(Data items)
════
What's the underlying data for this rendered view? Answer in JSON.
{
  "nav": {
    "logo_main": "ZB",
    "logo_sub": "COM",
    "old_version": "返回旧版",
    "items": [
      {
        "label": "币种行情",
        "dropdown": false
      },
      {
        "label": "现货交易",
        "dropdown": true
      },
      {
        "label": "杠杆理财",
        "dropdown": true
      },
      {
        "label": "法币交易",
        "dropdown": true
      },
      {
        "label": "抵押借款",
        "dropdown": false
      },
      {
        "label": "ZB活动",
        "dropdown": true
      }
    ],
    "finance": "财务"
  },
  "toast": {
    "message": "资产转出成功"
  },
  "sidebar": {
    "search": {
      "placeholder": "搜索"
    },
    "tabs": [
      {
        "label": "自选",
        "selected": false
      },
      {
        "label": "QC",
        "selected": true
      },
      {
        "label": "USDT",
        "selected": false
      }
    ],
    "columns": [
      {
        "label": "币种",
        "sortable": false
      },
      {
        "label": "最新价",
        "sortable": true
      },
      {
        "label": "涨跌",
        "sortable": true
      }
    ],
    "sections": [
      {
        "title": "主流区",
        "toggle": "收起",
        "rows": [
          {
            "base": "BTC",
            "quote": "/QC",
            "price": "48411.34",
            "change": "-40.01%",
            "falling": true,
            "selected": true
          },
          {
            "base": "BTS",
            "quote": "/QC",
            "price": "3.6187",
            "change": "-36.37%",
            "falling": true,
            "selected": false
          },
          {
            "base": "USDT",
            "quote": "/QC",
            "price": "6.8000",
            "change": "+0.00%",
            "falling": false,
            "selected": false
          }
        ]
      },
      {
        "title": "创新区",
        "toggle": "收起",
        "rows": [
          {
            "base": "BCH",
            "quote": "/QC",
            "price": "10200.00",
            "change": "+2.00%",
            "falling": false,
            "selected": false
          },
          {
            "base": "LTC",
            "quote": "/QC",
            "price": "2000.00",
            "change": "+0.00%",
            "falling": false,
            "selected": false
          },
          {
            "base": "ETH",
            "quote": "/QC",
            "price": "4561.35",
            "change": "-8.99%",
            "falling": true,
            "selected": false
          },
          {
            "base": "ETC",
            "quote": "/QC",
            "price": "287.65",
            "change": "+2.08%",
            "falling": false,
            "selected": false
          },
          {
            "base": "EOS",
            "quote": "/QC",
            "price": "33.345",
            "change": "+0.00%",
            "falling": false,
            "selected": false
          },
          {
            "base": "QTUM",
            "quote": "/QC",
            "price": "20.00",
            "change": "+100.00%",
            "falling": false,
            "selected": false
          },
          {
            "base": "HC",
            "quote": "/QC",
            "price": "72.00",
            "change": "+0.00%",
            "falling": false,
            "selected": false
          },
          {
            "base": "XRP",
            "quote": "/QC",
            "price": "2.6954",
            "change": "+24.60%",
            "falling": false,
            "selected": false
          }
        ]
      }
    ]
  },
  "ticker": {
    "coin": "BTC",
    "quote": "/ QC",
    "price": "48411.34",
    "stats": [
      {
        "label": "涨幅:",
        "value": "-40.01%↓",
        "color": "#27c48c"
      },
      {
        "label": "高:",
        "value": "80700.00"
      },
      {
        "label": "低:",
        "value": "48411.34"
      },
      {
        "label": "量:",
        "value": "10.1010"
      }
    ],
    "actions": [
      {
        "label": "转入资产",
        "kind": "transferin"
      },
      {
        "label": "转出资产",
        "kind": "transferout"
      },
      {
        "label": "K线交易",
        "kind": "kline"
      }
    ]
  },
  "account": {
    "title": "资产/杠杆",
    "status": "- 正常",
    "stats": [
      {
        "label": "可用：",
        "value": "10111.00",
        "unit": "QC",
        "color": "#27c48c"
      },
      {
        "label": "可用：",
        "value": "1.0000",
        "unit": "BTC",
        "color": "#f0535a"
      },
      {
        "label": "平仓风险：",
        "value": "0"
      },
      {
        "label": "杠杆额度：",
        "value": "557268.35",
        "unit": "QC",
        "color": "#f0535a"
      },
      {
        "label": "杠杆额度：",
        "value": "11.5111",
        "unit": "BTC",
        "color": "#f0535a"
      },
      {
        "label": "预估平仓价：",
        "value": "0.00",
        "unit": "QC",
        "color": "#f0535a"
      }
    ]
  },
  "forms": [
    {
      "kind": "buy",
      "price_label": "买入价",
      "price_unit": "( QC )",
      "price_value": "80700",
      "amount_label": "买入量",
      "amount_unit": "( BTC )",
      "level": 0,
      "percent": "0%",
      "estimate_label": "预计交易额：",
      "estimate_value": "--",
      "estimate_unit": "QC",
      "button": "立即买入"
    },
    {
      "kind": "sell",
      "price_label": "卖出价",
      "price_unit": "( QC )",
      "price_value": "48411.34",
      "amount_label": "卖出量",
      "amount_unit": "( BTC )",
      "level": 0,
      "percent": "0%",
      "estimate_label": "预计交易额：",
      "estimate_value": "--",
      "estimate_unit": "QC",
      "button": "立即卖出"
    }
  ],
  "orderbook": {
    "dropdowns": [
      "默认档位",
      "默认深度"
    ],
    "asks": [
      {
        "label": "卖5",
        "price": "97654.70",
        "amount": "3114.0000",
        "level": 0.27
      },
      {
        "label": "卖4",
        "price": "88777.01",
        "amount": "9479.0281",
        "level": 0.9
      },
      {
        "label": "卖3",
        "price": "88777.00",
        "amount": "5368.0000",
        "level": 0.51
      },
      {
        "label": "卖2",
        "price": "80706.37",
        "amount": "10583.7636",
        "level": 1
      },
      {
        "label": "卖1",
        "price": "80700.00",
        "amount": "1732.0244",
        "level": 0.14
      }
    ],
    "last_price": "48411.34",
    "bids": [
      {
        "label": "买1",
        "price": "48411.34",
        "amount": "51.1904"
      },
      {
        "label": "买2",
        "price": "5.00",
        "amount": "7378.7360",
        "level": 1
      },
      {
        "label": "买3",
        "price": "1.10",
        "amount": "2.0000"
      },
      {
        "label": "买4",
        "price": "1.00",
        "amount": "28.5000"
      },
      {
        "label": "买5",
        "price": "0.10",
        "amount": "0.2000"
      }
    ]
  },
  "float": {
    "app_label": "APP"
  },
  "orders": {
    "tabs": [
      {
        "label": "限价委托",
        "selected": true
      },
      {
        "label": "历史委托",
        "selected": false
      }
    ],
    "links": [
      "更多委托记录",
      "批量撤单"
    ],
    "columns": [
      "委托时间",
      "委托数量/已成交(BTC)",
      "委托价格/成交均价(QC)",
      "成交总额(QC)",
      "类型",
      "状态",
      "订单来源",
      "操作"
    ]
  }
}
════
▶ **REQUEST**
Every record shown above must be echoed exactly.

▶ **OUTPUT OF THE EXERCISE**
What's the underlying data for this rendered view? Answer in JSON.
{
  "nav": {
    "logo_main": "ZB",
    "logo_sub": "COM",
    "old_version": "返回旧版",
    "items": [
      {
        "label": "币种行情",
        "dropdown": false
      },
      {
        "label": "现货交易",
        "dropdown": true
      },
      {
        "label": "杠杆理财",
        "dropdown": true
      },
      {
        "label": "法币交易",
        "dropdown": true
      },
      {
        "label": "抵押借款",
        "dropdown": false
      },
      {
        "label": "ZB活动",
        "dropdown": true
      }
    ],
    "finance": "财务"
  },
  "toast": {
    "message": "资产转出成功"
  },
  "sidebar": {
    "search": {
      "placeholder": "搜索"
    },
    "tabs": [
      {
        "label": "自选",
        "selected": false
      },
      {
        "label": "QC",
        "selected": true
      },
      {
        "label": "USDT",
        "selected": false
      }
    ],
    "columns": [
      {
        "label": "币种",
        "sortable": false
      },
      {
        "label": "最新价",
        "sortable": true
      },
      {
        "label": "涨跌",
        "sortable": true
      }
    ],
    "sections": [
      {
        "title": "主流区",
        "toggle": "收起",
        "rows": [
          {
            "base": "BTC",
            "quote": "/QC",
            "price": "48411.34",
            "change": "-40.01%",
            "falling": true,
            "selected": true
          },
          {
            "base": "BTS",
            "quote": "/QC",
            "price": "3.6187",
            "change": "-36.37%",
            "falling": true,
            "selected": false
          },
          {
            "base": "USDT",
            "quote": "/QC",
            "price": "6.8000",
            "change": "+0.00%",
            "falling": false,
            "selected": false
          }
        ]
      },
      {
        "title": "创新区",
        "toggle": "收起",
        "rows": [
          {
            "base": "BCH",
            "quote": "/QC",
            "price": "10200.00",
            "change": "+2.00%",
            "falling": false,
            "selected": false
          },
          {
            "base": "LTC",
            "quote": "/QC",
            "price": "2000.00",
            "change": "+0.00%",
            "falling": false,
            "selected": false
          },
          {
            "base": "ETH",
            "quote": "/QC",
            "price": "4561.35",
            "change": "-8.99%",
            "falling": true,
            "selected": false
          },
          {
            "base": "ETC",
            "quote": "/QC",
            "price": "287.65",
            "change": "+2.08%",
            "falling": false,
            "selected": false
          },
          {
            "base": "EOS",
            "quote": "/QC",
            "price": "33.345",
            "change": "+0.00%",
            "falling": false,
            "selected": false
          },
          {
            "base": "QTUM",
            "quote": "/QC",
            "price": "20.00",
            "change": "+100.00%",
            "falling": false,
            "selected": false
          },
          {
            "base": "HC",
            "quote": "/QC",
            "price": "72.00",
            "change": "+0.00%",
            "falling": false,
            "selected": false
          },
          {
            "base": "XRP",
            "quote": "/QC",
            "price": "2.6954",
            "change": "+24.60%",
            "falling": false,
            "selected": false
          }
        ]
      }
    ]
  },
  "ticker": {
    "coin": "BTC",
    "quote": "/ QC",
    "price": "48411.34",
    "stats": [
      {
        "label": "涨幅:",
        "value": "-40.01%↓",
        "color": "#27c48c"
      },
      {
        "label": "高:",
        "value": "80700.00"
      },
      {
        "label": "低:",
        "value": "48411.34"
      },
      {
        "label": "量:",
        "value": "10.1010"
      }
    ],
    "actions": [
      {
        "label": "转入资产",
        "kind": "transferin"
      },
      {
        "label": "转出资产",
        "kind": "transferout"
      },
      {
        "label": "K线交易",
        "kind": "kline"
      }
    ]
  },
  "account": {
    "title": "资产/杠杆",
    "status": "- 正常",
    "stats": [
      {
        "label": "可用：",
        "value": "10111.00",
        "unit": "QC",
        "color": "#27c48c"
      },
      {
        "label": "可用：",
        "value": "1.0000",
        "unit": "BTC",
        "color": "#f0535a"
      },
      {
        "label": "平仓风险：",
        "value": "0"
      },
      {
        "label": "杠杆额度：",
        "value": "557268.35",
        "unit": "QC",
        "color": "#f0535a"
      },
      {
        "label": "杠杆额度：",
        "value": "11.5111",
        "unit": "BTC",
        "color": "#f0535a"
      },
      {
        "label": "预估平仓价：",
        "value": "0.00",
        "unit": "QC",
        "color": "#f0535a"
      }
    ]
  },
  "forms": [
    {
      "kind": "buy",
      "price_label": "买入价",
      "price_unit": "( QC )",
      "price_value": "80700",
      "amount_label": "买入量",
      "amount_unit": "( BTC )",
      "level": 0,
      "percent": "0%",
      "estimate_label": "预计交易额：",
      "estimate_value": "--",
      "estimate_unit": "QC",
      "button": "立即买入"
    },
    {
      "kind": "sell",
      "price_label": "卖出价",
      "price_unit": "( QC )",
      "price_value": "48411.34",
      "amount_label": "卖出量",
      "amount_unit": "( BTC )",
      "level": 0,
      "percent": "0%",
      "estimate_label": "预计交易额：",
      "estimate_value": "--",
      "estimate_unit": "QC",
      "button": "立即卖出"
    }
  ],
  "orderbook": {
    "dropdowns": [
      "默认档位",
      "默认深度"
    ],
    "asks": [
      {
        "label": "卖5",
        "price": "97654.70",
        "amount": "3114.0000",
        "level": 0.27
      },
      {
        "label": "卖4",
        "price": "88777.01",
        "amount": "9479.0281",
        "level": 0.9
      },
      {
        "label": "卖3",
        "price": "88777.00",
        "amount": "5368.0000",
        "level": 0.51
      },
      {
        "label": "卖2",
        "price": "80706.37",
        "amount": "10583.7636",
        "level": 1
      },
      {
        "label": "卖1",
        "price": "80700.00",
        "amount": "1732.0244",
        "level": 0.14
      }
    ],
    "last_price": "48411.34",
    "bids": [
      {
        "label": "买1",
        "price": "48411.34",
        "amount": "51.1904"
      },
      {
        "label": "买2",
        "price": "5.00",
        "amount": "7378.7360",
        "level": 1
      },
      {
        "label": "买3",
        "price": "1.10",
        "amount": "2.0000"
      },
      {
        "label": "买4",
        "price": "1.00",
        "amount": "28.5000"
      },
      {
        "label": "买5",
        "price": "0.10",
        "amount": "0.2000"
      }
    ]
  },
  "float": {
    "app_label": "APP"
  },
  "orders": {
    "tabs": [
      {
        "label": "限价委托",
        "selected": true
      },
      {
        "label": "历史委托",
        "selected": false
      }
    ],
    "links": [
      "更多委托记录",
      "批量撤单"
    ],
    "columns": [
      "委托时间",
      "委托数量/已成交(BTC)",
      "委托价格/成交均价(QC)",
      "成交总额(QC)",
      "类型",
      "状态",
      "订单来源",
      "操作"
    ]
  }
}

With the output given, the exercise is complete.